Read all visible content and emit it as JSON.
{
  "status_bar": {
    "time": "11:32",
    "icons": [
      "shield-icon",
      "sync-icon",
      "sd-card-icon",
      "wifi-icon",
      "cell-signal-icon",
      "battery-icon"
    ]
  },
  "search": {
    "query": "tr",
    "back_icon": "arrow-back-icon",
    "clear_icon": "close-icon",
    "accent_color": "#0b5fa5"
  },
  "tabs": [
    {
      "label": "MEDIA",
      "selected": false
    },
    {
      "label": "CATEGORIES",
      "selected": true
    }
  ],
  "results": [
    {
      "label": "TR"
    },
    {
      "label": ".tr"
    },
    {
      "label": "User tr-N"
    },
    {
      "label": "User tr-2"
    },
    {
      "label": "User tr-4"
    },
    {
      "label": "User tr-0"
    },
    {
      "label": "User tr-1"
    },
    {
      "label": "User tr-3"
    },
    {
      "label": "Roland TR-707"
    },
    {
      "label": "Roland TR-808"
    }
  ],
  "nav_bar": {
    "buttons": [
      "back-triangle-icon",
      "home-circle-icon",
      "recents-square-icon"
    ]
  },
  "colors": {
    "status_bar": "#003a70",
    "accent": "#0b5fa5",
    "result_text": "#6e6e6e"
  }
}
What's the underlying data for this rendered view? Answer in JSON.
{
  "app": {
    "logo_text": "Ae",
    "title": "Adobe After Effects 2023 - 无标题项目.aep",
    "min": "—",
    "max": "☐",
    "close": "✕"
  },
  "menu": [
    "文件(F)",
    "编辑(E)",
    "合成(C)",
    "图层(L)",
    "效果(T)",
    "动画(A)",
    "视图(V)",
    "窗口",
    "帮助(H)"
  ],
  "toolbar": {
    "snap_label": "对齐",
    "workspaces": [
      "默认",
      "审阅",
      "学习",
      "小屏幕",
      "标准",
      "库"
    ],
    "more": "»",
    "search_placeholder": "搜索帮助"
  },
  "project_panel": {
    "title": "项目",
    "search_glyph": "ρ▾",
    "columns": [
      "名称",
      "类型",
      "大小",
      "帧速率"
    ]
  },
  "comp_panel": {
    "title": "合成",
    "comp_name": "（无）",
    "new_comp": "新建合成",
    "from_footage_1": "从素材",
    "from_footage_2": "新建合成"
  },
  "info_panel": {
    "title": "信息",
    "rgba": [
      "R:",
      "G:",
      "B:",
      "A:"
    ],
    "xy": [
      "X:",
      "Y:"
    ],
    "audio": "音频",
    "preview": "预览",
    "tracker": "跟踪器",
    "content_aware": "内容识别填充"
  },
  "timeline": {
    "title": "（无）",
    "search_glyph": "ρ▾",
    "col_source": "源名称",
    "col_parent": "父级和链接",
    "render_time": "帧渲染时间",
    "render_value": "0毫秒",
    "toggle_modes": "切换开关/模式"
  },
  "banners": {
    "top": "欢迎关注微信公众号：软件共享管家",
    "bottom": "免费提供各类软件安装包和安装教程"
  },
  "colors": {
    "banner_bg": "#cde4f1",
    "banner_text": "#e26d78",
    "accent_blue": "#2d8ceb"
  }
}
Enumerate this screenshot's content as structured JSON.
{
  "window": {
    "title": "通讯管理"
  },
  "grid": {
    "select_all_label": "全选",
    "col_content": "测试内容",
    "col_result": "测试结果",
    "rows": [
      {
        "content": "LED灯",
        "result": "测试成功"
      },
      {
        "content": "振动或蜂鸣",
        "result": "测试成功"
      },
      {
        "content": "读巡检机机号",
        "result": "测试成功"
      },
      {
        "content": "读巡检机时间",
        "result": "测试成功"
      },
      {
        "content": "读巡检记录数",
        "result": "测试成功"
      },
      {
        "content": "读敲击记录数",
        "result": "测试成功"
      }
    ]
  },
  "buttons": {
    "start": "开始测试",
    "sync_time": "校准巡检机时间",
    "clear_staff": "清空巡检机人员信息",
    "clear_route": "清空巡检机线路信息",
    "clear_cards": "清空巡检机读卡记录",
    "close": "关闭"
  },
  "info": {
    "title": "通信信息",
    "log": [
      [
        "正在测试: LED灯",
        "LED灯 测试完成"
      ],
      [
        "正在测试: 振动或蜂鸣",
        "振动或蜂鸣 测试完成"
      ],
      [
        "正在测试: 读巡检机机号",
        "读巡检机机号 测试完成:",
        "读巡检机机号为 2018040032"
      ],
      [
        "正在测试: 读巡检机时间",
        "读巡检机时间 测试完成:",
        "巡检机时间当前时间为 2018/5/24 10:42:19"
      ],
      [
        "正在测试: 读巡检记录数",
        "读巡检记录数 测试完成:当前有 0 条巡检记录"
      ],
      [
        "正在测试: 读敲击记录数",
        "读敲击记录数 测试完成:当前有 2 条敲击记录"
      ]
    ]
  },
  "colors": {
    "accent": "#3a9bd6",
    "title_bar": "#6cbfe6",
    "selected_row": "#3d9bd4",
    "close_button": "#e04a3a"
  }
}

+ + + + + + +

▶ **What is expected**
The lines above should be duplicated exactly.

▶ **Solution**
Read all visible content and emit it as JSON.
{
  "status_bar": {
    "time": "11:32",
    "icons": [
      "shield-icon",
      "sync-icon",
      "sd-card-icon",
      "wifi-icon",
      "cell-signal-icon",
      "battery-icon"
    ]
  },
  "search": {
    "query": "tr",
    "back_icon": "arrow-back-icon",
    "clear_icon": "close-icon",
    "accent_color": "#0b5fa5"
  },
  "tabs": [
    {
      "label": "MEDIA",
      "selected": false
    },
    {
      "label": "CATEGORIES",
      "selected": true
    }
  ],
  "results": [
    {
      "label": "TR"
    },
    {
      "label": ".tr"
    },
    {
      "label": "User tr-N"
    },
    {
      "label": "User tr-2"
    },
    {
      "label": "User tr-4"
    },
    {
      "label": "User tr-0"
    },
    {
      "label": "User tr-1"
    },
    {
      "label": "User tr-3"
    },
    {
      "label": "Roland TR-707"
    },
    {
      "label": "Roland TR-808"
    }
  ],
  "nav_bar": {
    "buttons": [
      "back-triangle-icon",
      "home-circle-icon",
      "recents-square-icon"
    ]
  },
  "colors": {
    "status_bar": "#003a70",
    "accent": "#0b5fa5",
    "result_text": "#6e6e6e"
  }
}
What's the underlying data for this rendered view? Answer in JSON.
{
  "app": {
    "logo_text": "Ae",
    "title": "Adobe After Effects 2023 - 无标题项目.aep",
    "min": "—",
    "max": "☐",
    "close": "✕"
  },
  "menu": [
    "文件(F)",
    "编辑(E)",
    "合成(C)",
    "图层(L)",
    "效果(T)",
    "动画(A)",
    "视图(V)",
    "窗口",
    "帮助(H)"
  ],
  "toolbar": {
    "snap_label": "对齐",
    "workspaces": [
      "默认",
      "审阅",
      "学习",
      "小屏幕",
      "标准",
      "库"
    ],
    "more": "»",
    "search_placeholder": "搜索帮助"
  },
  "project_panel": {
    "title": "项目",
    "search_glyph": "ρ▾",
    "columns": [
      "名称",
      "类型",
      "大小",
      "帧速率"
    ]
  },
  "comp_panel": {
    "title": "合成",
    "comp_name": "（无）",
    "new_comp": "新建合成",
    "from_footage_1": "从素材",
    "from_footage_2": "新建合成"
  },
  "info_panel": {
    "title": "信息",
    "rgba": [
      "R:",
      "G:",
      "B:",
      "A:"
    ],
    "xy": [
      "X:",
      "Y:"
    ],
    "audio": "音频",
    "preview": "预览",
    "tracker": "跟踪器",
    "content_aware": "内容识别填充"
  },
  "timeline": {
    "title": "（无）",
    "search_glyph": "ρ▾",
    "col_source": "源名称",
    "col_parent": "父级和链接",
    "render_time": "帧渲染时间",
    "render_value": "0毫秒",
    "toggle_modes": "切换开关/模式"
  },
  "banners": {
    "top": "欢迎关注微信公众号：软件共享管家",
    "bottom": "免费提供各类软件安装包和安装教程"
  },
  "colors": {
    "banner_bg": "#cde4f1",
    "banner_text": "#e26d78",
    "accent_blue": "#2d8ceb"
  }
}
Enumerate this screenshot's content as structured JSON.
{
  "window": {
    "title": "通讯管理"
  },
  "grid": {
    "select_all_label": "全选",
    "col_content": "测试内容",
    "col_result": "测试结果",
    "rows": [
      {
        "content": "LED灯",
        "result": "测试成功"
      },
      {
        "content": "振动或蜂鸣",
        "result": "测试成功"
      },
      {
        "content": "读巡检机机号",
        "result": "测试成功"
      },
      {
        "content": "读巡检机时间",
        "result": "测试成功"
      },
      {
        "content": "读巡检记录数",
        "result": "测试成功"
      },
      {
        "content": "读敲击记录数",
        "result": "测试成功"
      }
    ]
  },
  "buttons": {
    "start": "开始测试",
    "sync_time": "校准巡检机时间",
    "clear_staff": "清空巡检机人员信息",
    "clear_route": "清空巡检机线路信息",
    "clear_cards": "清空巡检机读卡记录",
    "close": "关闭"
  },
  "info": {
    "title": "通信信息",
    "log": [
      [
        "正在测试: LED灯",
        "LED灯 测试完成"
      ],
      [
        "正在测试: 振动或蜂鸣",
        "振动或蜂鸣 测试完成"
      ],
      [
        "正在测试: 读巡检机机号",
        "读巡检机机号 测试完成:",
        "读巡检机机号为 2018040032"
      ],
      [
        "正在测试: 读巡检机时间",
        "读巡检机时间 测试完成:",
        "巡检机时间当前时间为 2018/5/24 10:42:19"
      ],
      [
        "正在测试: 读巡检记录数",
        "读巡检记录数 测试完成:当前有 0 条巡检记录"
      ],
      [
        "正在测试: 读敲击记录数",
        "读敲击记录数 测试完成:当前有 2 条敲击记录"
      ]
    ]
  },
  "colors": {
    "accent": "#3a9bd6",
    "title_bar": "#6cbfe6",
    "selected_row": "#3d9bd4",
    "close_button": "#e04a3a"
  }
}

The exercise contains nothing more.